(Records contained in a dataset)
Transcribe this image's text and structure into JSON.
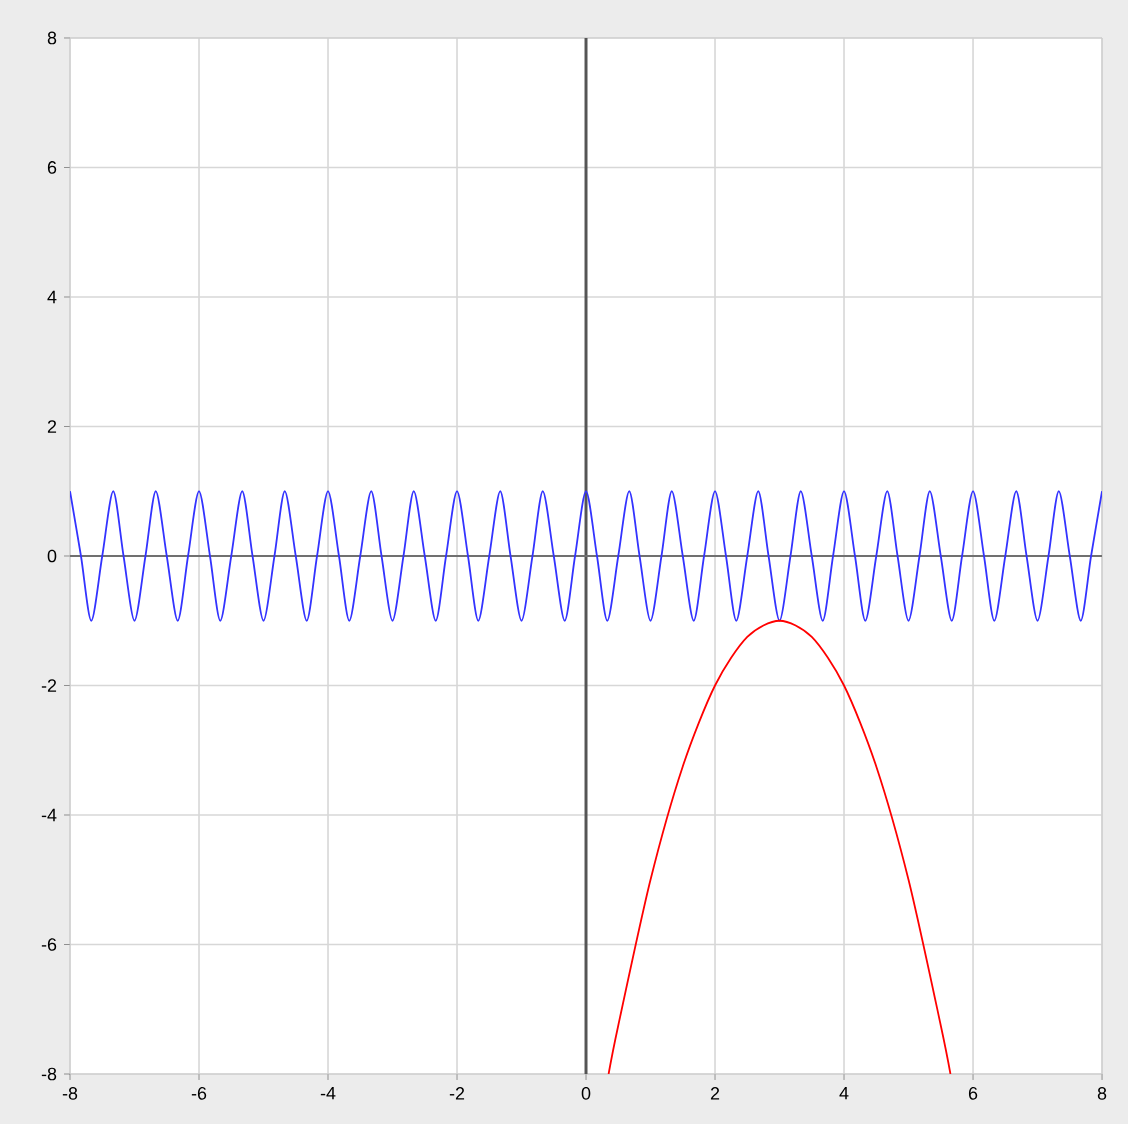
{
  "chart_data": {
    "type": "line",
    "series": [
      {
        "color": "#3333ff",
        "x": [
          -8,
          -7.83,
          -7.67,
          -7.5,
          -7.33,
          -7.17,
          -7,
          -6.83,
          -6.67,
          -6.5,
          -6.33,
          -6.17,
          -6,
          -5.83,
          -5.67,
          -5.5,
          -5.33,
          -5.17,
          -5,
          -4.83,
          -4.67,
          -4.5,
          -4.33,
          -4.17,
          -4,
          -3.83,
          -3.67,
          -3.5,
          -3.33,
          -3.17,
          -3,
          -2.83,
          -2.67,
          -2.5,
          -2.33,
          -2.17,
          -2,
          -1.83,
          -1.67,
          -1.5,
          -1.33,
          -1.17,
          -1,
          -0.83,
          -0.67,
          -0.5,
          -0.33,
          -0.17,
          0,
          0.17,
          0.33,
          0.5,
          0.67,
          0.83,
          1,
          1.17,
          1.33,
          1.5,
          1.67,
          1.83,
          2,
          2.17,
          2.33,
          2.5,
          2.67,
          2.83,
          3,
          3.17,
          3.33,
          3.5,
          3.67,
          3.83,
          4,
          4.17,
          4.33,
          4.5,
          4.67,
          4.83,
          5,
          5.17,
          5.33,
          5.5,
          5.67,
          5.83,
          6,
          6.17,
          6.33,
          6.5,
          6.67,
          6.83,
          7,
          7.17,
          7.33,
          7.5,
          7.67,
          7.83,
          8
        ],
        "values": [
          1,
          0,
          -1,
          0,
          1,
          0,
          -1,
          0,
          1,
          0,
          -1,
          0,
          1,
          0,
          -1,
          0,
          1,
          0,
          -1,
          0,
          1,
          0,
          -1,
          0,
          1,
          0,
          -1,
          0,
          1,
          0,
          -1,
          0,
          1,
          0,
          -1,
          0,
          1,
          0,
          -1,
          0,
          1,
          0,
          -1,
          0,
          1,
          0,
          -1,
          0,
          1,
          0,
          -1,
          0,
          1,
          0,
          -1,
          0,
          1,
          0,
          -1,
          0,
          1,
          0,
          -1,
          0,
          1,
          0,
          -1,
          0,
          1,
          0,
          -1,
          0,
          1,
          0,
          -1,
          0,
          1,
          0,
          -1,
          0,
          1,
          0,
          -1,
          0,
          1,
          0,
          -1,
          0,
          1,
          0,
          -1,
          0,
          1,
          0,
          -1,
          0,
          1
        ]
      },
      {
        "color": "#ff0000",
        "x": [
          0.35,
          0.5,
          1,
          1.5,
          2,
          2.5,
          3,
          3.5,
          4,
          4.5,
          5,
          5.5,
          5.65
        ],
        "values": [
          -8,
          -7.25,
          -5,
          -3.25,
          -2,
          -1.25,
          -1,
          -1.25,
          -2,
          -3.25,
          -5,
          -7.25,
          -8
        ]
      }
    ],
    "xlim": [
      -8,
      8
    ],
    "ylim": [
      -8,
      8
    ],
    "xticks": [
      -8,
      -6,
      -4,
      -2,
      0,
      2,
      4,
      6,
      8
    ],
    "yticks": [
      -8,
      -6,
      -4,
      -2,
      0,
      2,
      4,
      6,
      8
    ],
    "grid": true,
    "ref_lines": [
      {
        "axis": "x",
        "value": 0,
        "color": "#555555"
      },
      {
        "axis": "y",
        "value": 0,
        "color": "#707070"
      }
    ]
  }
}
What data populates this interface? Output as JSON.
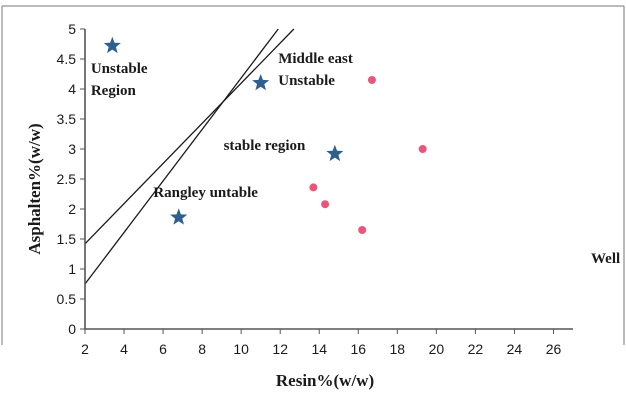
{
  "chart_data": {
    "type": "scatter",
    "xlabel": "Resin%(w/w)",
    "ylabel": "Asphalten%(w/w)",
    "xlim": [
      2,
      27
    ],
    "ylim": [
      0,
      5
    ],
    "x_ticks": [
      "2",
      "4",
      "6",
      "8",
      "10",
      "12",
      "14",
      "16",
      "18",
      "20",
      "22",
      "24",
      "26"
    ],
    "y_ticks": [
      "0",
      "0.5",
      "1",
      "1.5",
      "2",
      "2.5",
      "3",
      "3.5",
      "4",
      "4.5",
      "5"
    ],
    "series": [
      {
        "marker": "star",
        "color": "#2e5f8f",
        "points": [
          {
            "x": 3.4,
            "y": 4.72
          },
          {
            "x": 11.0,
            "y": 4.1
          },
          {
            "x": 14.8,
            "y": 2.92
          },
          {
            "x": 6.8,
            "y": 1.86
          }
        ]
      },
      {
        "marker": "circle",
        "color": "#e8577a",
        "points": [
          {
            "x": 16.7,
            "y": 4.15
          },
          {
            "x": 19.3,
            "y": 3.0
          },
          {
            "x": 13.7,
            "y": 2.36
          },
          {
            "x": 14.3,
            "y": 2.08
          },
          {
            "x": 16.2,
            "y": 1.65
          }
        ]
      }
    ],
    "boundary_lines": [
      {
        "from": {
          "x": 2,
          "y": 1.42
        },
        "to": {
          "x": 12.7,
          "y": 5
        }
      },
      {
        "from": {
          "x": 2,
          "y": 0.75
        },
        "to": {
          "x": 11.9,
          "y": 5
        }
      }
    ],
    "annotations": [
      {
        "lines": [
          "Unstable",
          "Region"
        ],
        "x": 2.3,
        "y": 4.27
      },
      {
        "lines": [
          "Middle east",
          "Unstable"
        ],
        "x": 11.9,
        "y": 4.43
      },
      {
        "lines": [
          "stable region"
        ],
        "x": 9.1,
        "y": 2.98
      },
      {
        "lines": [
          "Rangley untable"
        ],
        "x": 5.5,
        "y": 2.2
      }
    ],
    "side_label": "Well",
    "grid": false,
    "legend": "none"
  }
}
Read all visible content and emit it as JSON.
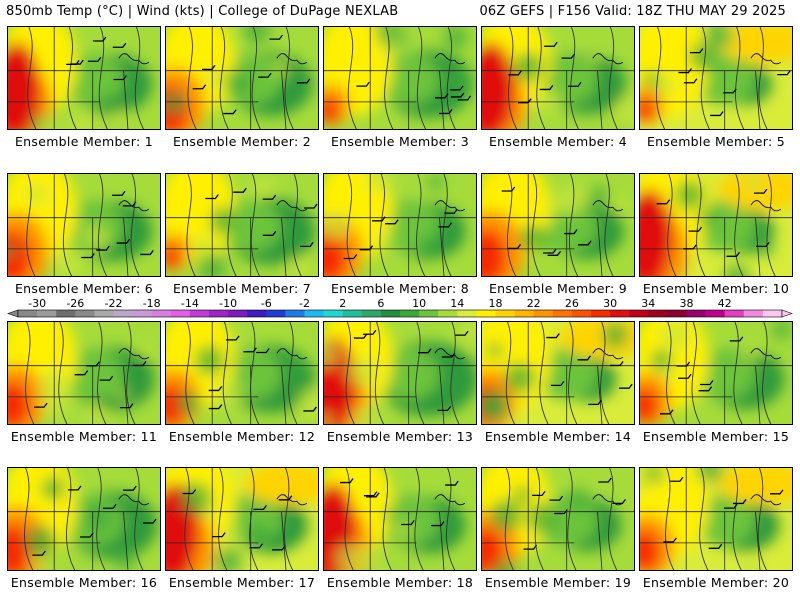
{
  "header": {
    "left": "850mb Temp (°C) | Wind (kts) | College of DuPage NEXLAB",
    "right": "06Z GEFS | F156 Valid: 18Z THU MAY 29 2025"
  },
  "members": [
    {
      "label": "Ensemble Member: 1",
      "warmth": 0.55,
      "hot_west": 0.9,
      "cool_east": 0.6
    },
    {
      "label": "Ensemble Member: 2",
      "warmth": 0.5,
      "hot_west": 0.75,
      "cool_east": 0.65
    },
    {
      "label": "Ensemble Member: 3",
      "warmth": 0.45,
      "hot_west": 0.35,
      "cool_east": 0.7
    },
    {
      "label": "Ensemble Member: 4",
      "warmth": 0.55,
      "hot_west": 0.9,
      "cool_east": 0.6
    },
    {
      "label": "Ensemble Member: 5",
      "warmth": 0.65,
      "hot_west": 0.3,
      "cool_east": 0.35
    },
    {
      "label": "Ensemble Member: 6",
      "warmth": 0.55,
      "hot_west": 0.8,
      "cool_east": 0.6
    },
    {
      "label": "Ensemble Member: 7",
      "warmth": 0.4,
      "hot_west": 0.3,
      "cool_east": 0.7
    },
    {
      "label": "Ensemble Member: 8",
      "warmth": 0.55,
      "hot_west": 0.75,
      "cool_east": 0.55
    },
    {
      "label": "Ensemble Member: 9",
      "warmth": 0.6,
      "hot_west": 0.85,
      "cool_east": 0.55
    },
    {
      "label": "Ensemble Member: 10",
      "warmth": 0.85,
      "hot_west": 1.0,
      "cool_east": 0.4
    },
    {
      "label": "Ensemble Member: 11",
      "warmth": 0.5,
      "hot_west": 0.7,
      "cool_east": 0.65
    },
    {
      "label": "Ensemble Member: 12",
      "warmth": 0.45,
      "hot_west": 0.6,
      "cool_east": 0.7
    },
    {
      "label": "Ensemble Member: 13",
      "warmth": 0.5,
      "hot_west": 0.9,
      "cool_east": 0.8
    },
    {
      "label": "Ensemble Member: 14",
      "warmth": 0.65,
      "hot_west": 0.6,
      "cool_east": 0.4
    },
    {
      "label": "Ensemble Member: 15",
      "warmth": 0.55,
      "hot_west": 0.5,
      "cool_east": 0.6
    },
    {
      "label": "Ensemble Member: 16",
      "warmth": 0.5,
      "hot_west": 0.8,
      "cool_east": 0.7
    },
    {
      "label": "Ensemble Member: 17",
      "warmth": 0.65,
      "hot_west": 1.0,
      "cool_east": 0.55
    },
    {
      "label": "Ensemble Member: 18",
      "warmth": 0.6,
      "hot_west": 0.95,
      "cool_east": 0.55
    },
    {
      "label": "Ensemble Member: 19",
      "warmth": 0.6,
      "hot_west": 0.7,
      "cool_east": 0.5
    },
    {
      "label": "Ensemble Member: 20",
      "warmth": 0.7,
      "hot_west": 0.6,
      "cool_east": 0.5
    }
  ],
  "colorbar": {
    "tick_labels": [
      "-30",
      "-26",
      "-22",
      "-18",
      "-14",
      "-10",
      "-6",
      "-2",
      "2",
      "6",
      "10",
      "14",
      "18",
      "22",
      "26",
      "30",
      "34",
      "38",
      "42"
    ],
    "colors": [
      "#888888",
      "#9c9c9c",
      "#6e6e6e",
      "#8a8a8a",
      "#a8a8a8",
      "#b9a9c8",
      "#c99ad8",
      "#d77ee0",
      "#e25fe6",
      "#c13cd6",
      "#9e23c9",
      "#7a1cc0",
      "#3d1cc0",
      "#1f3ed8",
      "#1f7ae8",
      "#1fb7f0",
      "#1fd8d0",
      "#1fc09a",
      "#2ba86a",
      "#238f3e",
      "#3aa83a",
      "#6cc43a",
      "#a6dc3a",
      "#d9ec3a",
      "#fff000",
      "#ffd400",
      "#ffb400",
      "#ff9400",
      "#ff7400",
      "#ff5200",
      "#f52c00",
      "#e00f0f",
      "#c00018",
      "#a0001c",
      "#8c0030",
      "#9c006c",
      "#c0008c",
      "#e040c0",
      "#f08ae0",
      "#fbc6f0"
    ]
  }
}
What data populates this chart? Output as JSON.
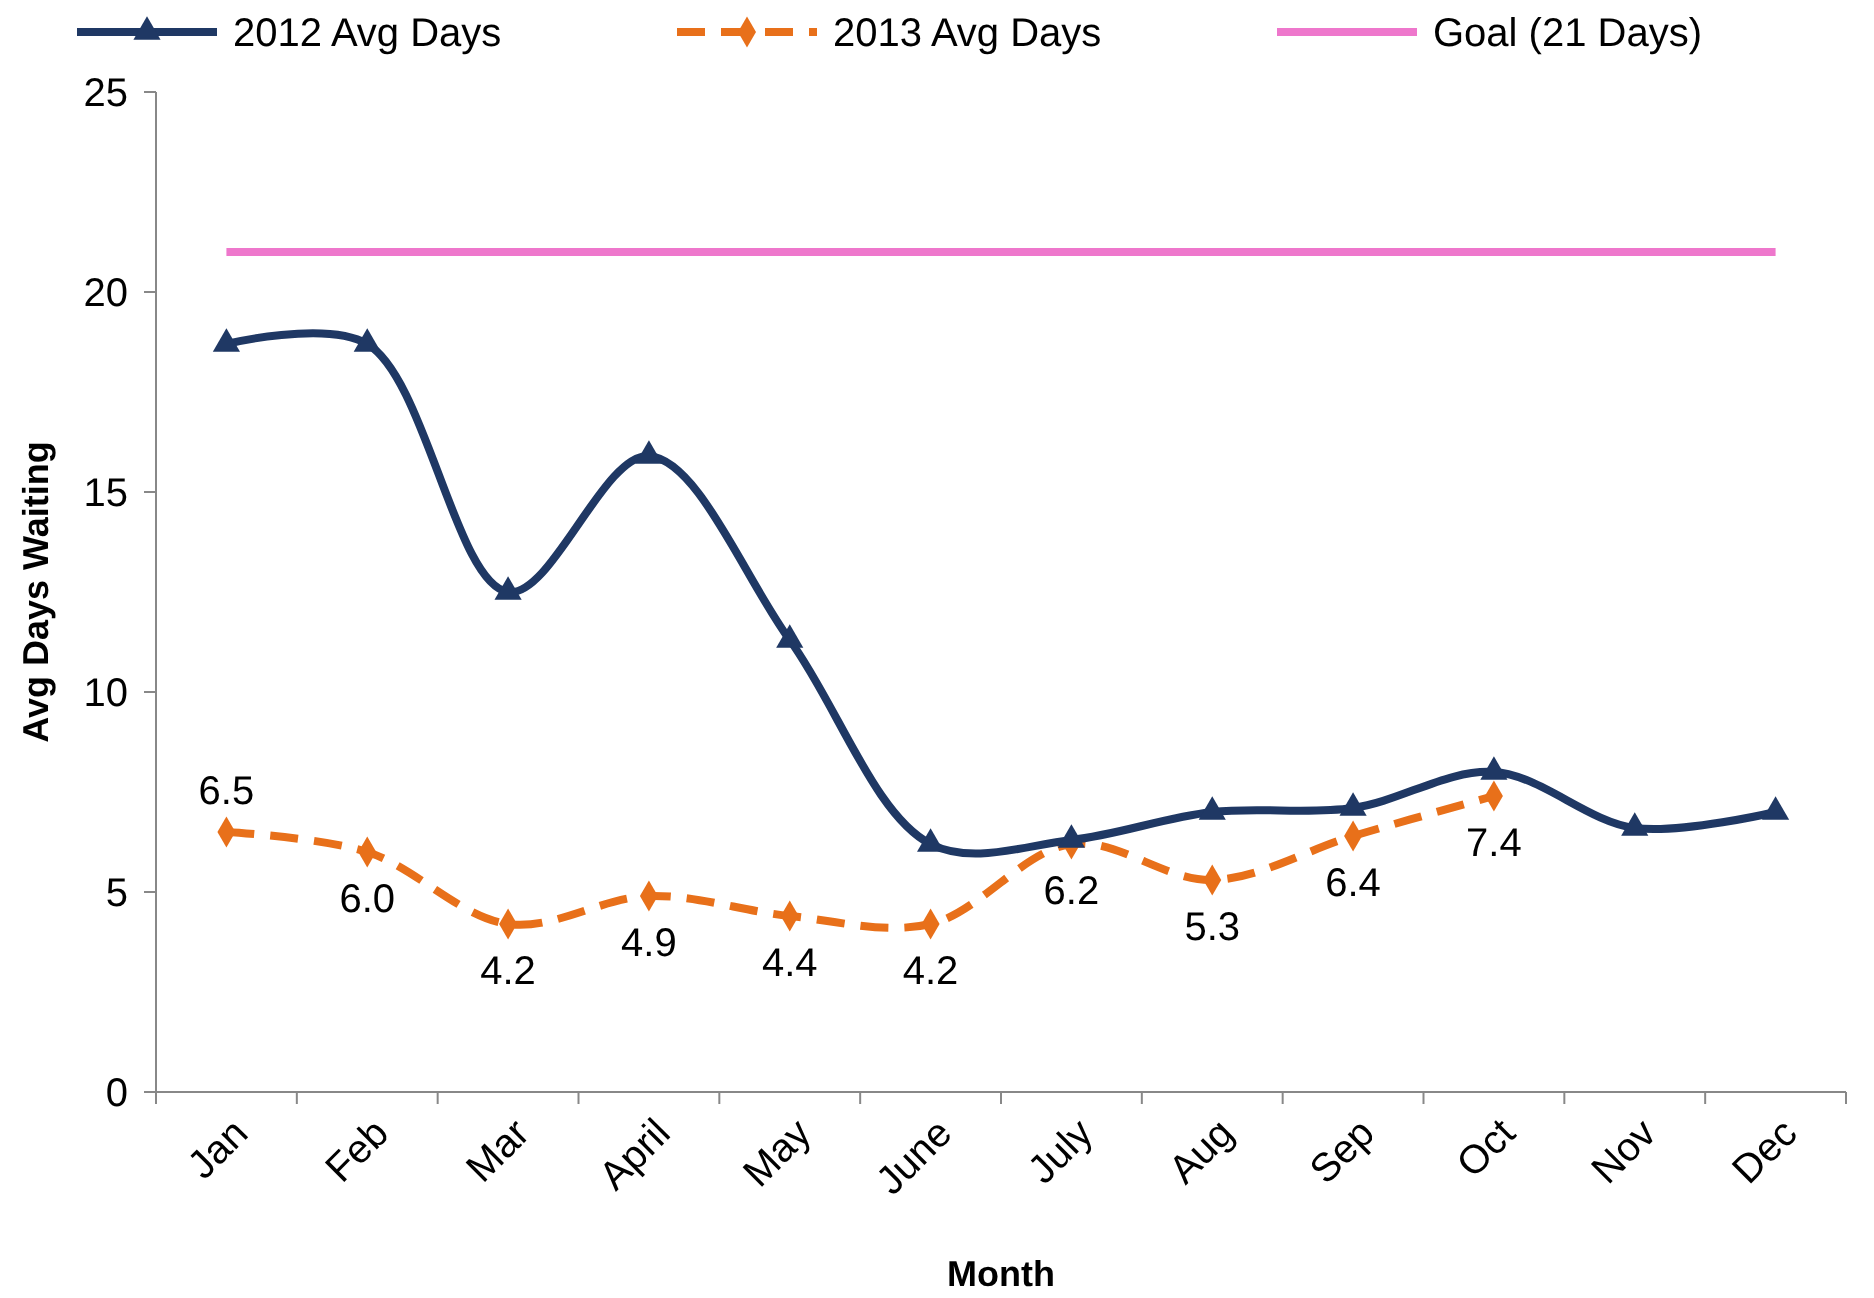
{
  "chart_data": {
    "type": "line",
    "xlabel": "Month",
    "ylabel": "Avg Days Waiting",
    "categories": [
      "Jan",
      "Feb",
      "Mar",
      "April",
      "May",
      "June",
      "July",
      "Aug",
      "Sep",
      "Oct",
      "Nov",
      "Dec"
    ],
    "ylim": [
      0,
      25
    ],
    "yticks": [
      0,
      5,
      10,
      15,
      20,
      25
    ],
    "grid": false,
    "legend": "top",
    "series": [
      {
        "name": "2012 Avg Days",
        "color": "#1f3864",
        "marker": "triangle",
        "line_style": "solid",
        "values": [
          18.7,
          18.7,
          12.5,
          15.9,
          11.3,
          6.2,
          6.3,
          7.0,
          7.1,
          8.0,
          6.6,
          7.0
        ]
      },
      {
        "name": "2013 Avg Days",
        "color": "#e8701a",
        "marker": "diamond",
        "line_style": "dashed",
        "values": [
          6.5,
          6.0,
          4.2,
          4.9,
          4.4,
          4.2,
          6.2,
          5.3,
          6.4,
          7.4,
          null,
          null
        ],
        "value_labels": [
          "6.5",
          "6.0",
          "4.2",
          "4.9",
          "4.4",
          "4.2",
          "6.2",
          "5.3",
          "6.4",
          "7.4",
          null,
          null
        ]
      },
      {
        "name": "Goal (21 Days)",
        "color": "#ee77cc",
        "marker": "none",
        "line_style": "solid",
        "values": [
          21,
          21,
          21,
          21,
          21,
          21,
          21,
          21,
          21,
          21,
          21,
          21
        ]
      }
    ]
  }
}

Instruction — Using the records above, extract exactly and only the lines from the one with "What data populates this chart?" through the final line, inclusive, leaving out pictures.

Result of this exercise —
What data populates this chart? Output as JSON.
{
  "chart_data": {
    "type": "line",
    "xlabel": "Month",
    "ylabel": "Avg Days Waiting",
    "categories": [
      "Jan",
      "Feb",
      "Mar",
      "April",
      "May",
      "June",
      "July",
      "Aug",
      "Sep",
      "Oct",
      "Nov",
      "Dec"
    ],
    "ylim": [
      0,
      25
    ],
    "yticks": [
      0,
      5,
      10,
      15,
      20,
      25
    ],
    "grid": false,
    "legend": "top",
    "series": [
      {
        "name": "2012 Avg Days",
        "color": "#1f3864",
        "marker": "triangle",
        "line_style": "solid",
        "values": [
          18.7,
          18.7,
          12.5,
          15.9,
          11.3,
          6.2,
          6.3,
          7.0,
          7.1,
          8.0,
          6.6,
          7.0
        ]
      },
      {
        "name": "2013 Avg Days",
        "color": "#e8701a",
        "marker": "diamond",
        "line_style": "dashed",
        "values": [
          6.5,
          6.0,
          4.2,
          4.9,
          4.4,
          4.2,
          6.2,
          5.3,
          6.4,
          7.4,
          null,
          null
        ],
        "value_labels": [
          "6.5",
          "6.0",
          "4.2",
          "4.9",
          "4.4",
          "4.2",
          "6.2",
          "5.3",
          "6.4",
          "7.4",
          null,
          null
        ]
      },
      {
        "name": "Goal (21 Days)",
        "color": "#ee77cc",
        "marker": "none",
        "line_style": "solid",
        "values": [
          21,
          21,
          21,
          21,
          21,
          21,
          21,
          21,
          21,
          21,
          21,
          21
        ]
      }
    ]
  }
}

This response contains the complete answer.